(Dataset excerpts)
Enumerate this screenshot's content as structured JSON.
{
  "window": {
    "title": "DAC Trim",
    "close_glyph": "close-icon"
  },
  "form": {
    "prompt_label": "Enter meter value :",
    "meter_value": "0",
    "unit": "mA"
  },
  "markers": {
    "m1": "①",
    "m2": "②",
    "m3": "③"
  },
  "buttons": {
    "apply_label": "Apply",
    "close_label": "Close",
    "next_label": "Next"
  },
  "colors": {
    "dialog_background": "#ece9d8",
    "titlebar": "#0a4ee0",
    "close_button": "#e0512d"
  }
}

WHAT TO DO: All of the records must be repeated exactly.

RESPONSE TO THE EXERCISE:
Enumerate this screenshot's content as structured JSON.
{
  "window": {
    "title": "DAC Trim",
    "close_glyph": "close-icon"
  },
  "form": {
    "prompt_label": "Enter meter value :",
    "meter_value": "0",
    "unit": "mA"
  },
  "markers": {
    "m1": "①",
    "m2": "②",
    "m3": "③"
  },
  "buttons": {
    "apply_label": "Apply",
    "close_label": "Close",
    "next_label": "Next"
  },
  "colors": {
    "dialog_background": "#ece9d8",
    "titlebar": "#0a4ee0",
    "close_button": "#e0512d"
  }
}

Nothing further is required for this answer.